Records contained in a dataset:

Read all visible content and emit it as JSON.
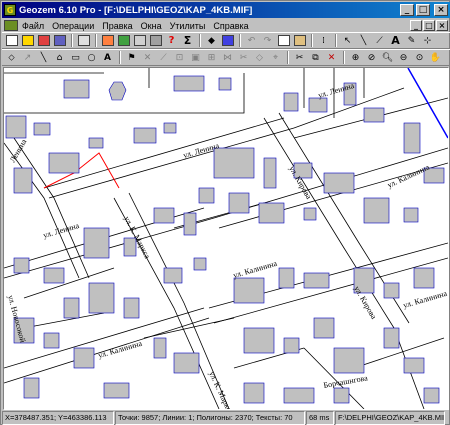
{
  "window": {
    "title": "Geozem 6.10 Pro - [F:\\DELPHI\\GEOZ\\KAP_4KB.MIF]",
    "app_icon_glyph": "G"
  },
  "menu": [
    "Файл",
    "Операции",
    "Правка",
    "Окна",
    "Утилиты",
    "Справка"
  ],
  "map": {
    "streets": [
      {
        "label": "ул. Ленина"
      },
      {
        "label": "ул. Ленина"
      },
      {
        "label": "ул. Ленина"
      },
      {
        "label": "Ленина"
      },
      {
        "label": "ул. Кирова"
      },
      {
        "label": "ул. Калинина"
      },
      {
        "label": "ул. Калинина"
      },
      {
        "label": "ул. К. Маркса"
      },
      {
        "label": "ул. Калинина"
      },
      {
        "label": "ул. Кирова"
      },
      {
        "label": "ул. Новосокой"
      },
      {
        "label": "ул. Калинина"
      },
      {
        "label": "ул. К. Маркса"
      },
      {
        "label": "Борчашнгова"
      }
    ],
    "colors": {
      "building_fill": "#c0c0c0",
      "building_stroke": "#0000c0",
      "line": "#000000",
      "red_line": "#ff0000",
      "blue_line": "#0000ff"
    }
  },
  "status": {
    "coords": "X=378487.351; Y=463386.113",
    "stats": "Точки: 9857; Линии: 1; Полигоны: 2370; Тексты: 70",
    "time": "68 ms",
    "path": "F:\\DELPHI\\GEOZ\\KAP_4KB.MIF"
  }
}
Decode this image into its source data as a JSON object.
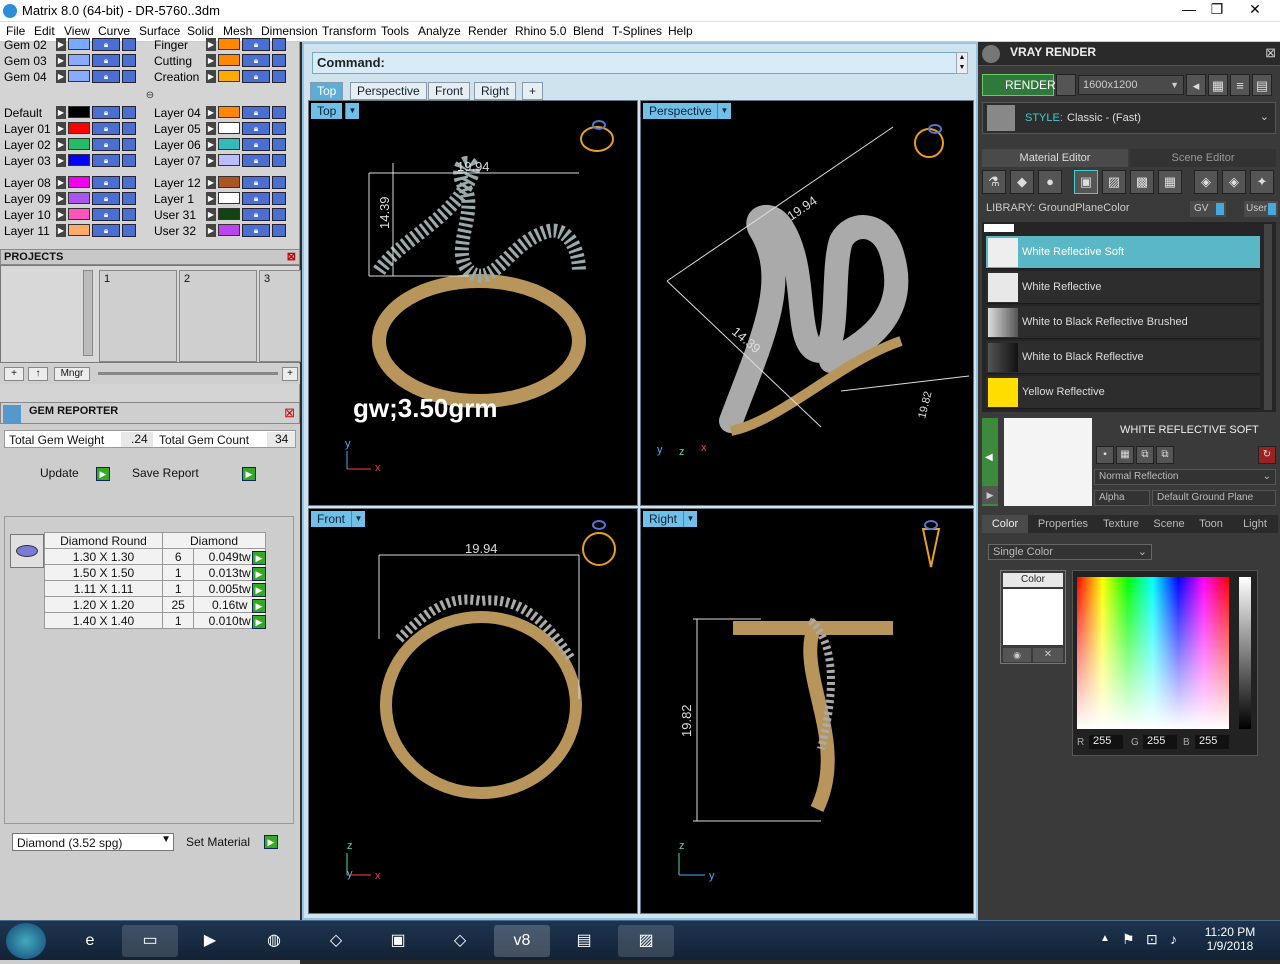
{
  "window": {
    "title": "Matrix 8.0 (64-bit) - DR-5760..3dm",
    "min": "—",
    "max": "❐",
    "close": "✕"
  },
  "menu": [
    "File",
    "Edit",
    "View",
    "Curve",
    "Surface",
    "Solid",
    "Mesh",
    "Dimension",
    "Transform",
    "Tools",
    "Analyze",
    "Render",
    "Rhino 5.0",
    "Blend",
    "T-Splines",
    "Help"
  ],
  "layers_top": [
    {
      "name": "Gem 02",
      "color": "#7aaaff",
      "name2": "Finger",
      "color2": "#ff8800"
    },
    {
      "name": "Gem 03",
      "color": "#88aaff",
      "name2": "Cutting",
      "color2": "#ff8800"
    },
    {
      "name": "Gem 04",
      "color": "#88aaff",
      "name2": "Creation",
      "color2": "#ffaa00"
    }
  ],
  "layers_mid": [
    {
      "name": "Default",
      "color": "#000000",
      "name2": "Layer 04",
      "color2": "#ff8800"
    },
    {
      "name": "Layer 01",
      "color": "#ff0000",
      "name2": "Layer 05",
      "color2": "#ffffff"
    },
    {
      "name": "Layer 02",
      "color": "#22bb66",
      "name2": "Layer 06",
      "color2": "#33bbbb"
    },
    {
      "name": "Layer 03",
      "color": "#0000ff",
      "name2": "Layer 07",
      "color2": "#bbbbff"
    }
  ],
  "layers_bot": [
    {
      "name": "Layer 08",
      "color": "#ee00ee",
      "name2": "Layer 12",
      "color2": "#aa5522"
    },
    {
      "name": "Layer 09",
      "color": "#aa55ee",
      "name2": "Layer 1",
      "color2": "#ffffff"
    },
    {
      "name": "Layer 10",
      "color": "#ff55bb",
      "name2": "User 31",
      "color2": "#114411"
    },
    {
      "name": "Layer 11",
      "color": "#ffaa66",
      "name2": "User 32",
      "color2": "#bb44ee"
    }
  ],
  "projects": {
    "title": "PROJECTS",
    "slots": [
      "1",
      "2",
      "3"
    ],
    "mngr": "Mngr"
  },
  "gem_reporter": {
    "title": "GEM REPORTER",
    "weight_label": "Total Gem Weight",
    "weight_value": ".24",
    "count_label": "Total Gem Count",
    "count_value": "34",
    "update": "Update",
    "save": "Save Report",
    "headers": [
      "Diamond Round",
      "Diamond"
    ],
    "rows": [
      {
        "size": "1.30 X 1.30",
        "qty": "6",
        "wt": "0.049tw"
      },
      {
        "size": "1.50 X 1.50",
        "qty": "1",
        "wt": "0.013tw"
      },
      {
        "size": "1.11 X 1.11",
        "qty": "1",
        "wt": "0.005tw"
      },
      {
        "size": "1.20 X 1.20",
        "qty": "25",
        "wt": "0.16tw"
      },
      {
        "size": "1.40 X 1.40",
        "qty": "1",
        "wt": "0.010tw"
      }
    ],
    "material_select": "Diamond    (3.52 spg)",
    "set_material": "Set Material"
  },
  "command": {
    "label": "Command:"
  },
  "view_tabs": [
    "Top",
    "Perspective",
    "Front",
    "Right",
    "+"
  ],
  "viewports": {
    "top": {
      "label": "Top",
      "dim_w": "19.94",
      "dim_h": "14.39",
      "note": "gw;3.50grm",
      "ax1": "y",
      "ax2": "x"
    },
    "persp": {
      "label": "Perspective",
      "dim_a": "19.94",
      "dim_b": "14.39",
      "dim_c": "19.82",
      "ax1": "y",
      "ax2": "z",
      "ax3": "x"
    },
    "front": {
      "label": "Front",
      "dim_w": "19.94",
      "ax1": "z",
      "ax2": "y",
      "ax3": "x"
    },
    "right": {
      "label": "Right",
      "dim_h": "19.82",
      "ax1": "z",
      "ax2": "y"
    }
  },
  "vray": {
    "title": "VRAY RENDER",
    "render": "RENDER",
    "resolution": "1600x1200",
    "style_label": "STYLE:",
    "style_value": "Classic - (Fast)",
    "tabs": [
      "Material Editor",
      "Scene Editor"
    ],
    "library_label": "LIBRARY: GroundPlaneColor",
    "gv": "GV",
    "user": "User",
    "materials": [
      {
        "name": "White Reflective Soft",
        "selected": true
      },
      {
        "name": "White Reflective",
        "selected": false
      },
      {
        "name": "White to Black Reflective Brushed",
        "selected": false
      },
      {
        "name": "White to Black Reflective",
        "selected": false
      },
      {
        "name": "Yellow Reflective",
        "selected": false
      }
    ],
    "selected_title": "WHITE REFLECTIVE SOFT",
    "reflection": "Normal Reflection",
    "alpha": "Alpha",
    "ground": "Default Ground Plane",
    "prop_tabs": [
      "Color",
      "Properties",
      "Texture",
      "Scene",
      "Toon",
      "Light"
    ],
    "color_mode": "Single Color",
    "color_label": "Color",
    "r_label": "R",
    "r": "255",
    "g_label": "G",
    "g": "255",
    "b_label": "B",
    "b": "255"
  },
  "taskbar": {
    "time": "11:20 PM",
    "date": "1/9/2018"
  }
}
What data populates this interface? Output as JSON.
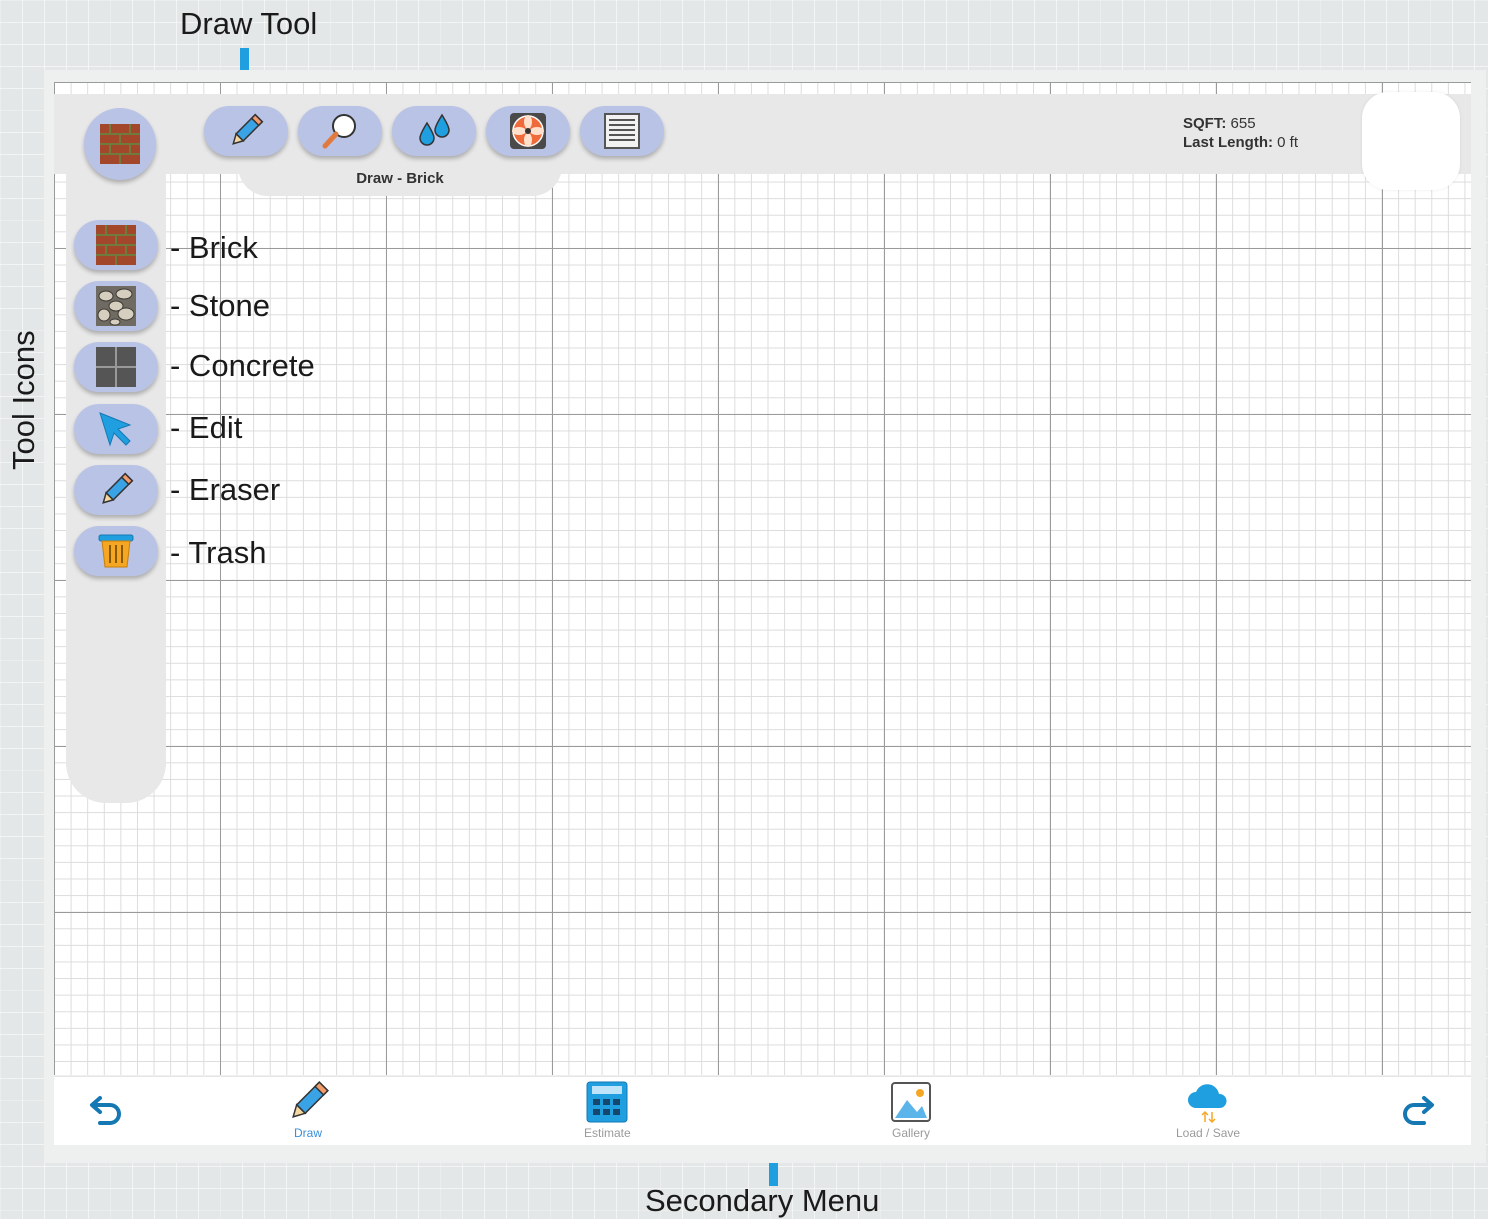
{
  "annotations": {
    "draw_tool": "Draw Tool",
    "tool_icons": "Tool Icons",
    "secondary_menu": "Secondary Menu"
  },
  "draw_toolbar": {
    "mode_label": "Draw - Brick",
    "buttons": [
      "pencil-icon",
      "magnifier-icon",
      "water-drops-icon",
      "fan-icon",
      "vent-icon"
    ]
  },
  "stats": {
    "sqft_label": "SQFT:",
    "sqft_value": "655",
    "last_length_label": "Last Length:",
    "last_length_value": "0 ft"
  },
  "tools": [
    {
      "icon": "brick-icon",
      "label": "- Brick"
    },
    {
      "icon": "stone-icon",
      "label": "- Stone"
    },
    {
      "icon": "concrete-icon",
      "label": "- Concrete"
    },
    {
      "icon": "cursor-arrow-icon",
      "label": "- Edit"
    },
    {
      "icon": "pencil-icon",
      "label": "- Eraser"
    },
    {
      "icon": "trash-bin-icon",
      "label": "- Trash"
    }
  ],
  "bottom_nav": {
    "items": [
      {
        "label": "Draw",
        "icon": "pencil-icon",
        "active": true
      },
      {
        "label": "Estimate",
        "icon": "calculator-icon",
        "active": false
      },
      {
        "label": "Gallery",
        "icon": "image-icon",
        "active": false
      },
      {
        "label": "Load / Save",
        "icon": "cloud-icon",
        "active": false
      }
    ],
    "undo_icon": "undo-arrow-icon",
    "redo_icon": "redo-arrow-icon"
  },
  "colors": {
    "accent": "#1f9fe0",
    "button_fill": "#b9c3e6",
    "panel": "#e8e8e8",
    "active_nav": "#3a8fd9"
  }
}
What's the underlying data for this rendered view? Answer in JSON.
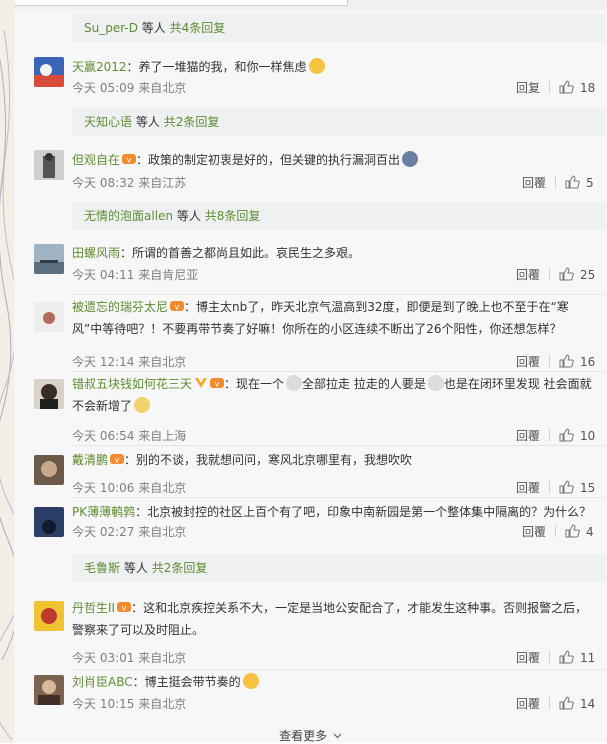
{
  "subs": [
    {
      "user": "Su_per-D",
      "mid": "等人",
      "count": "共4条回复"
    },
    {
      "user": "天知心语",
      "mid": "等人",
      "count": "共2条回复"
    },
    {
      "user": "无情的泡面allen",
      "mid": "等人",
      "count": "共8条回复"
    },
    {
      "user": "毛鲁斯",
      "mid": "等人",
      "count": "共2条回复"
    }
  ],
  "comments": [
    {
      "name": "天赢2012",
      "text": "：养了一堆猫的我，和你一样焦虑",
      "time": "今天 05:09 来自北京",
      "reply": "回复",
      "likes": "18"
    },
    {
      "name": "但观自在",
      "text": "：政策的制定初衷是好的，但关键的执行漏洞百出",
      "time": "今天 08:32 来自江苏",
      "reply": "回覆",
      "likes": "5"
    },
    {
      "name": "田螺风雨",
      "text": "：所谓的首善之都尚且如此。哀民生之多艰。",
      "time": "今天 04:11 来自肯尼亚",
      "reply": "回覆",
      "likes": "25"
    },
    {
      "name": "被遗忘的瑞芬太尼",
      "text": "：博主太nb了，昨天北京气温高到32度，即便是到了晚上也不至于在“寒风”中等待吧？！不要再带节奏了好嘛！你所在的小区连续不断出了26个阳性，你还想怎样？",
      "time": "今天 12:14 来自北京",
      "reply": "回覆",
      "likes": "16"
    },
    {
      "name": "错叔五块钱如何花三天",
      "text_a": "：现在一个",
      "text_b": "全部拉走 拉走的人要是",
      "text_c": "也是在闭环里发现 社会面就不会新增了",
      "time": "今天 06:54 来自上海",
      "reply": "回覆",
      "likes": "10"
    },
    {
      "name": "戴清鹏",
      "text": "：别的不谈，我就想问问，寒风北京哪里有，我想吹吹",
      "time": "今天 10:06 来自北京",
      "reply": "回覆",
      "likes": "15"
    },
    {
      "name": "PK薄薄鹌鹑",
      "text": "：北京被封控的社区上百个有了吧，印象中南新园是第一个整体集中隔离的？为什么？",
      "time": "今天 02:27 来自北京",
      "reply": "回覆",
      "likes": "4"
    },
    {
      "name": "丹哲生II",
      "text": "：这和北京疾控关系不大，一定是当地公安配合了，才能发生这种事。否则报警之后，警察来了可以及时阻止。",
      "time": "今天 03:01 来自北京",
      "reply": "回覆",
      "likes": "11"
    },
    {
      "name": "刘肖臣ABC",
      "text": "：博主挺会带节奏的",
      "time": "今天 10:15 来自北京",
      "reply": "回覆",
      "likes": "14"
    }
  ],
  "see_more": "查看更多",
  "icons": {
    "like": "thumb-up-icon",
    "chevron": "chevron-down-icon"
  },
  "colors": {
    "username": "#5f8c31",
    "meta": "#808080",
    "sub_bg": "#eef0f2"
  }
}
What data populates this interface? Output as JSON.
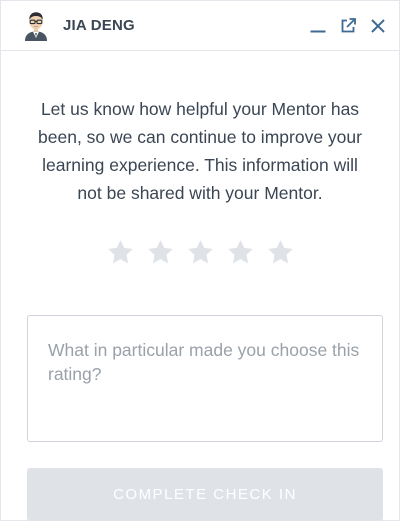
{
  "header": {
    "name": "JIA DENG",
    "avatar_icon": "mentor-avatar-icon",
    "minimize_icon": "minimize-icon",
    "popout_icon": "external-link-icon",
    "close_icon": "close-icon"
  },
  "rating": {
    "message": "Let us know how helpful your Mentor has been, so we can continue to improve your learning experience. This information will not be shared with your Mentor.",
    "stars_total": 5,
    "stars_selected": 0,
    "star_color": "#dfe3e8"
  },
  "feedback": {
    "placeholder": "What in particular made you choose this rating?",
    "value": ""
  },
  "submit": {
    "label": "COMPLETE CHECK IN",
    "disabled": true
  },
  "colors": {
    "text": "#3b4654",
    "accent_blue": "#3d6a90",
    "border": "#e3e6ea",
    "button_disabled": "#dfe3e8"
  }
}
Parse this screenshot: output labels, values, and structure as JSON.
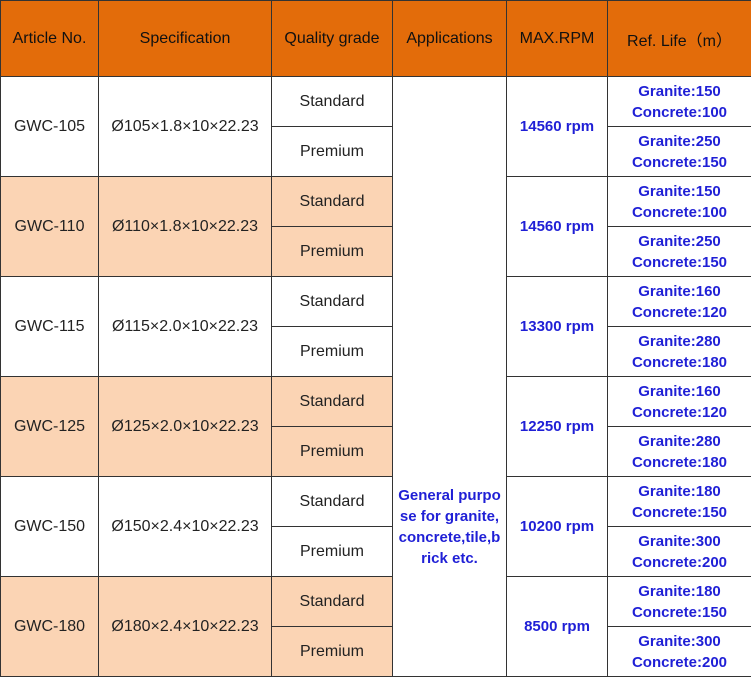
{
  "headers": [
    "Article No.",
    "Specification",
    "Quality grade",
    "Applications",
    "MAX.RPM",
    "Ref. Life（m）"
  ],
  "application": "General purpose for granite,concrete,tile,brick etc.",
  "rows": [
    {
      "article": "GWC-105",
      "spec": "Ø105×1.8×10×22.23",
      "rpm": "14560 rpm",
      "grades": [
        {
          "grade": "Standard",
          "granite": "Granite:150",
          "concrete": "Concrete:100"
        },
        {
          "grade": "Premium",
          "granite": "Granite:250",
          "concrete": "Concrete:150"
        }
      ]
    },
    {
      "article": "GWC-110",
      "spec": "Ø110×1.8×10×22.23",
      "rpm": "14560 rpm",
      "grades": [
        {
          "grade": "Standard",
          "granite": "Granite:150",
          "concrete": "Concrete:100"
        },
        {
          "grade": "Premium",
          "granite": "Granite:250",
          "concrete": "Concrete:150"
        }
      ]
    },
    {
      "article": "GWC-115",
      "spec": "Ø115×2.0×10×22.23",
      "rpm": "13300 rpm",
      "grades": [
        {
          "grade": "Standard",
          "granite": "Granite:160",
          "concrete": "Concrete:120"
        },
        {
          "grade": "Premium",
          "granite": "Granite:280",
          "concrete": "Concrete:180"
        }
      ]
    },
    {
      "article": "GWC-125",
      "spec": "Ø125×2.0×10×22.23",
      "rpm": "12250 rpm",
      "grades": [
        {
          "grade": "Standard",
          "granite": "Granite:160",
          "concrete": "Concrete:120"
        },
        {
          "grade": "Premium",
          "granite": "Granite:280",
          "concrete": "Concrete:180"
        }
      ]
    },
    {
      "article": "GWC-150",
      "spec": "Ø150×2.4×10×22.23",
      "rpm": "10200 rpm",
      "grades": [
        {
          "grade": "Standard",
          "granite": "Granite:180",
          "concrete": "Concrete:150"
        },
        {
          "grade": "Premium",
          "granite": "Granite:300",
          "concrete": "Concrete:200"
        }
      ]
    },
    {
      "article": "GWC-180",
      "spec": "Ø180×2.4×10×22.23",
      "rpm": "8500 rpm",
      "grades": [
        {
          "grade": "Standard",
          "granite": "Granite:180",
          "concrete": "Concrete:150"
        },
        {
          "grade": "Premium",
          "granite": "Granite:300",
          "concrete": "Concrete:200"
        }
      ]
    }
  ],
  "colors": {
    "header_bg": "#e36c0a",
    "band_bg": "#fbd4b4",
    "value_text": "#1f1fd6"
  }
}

Goal of the exercise: Determine how many lines of the listing above include the word "pencil", and report that number only.

Complete answer: 3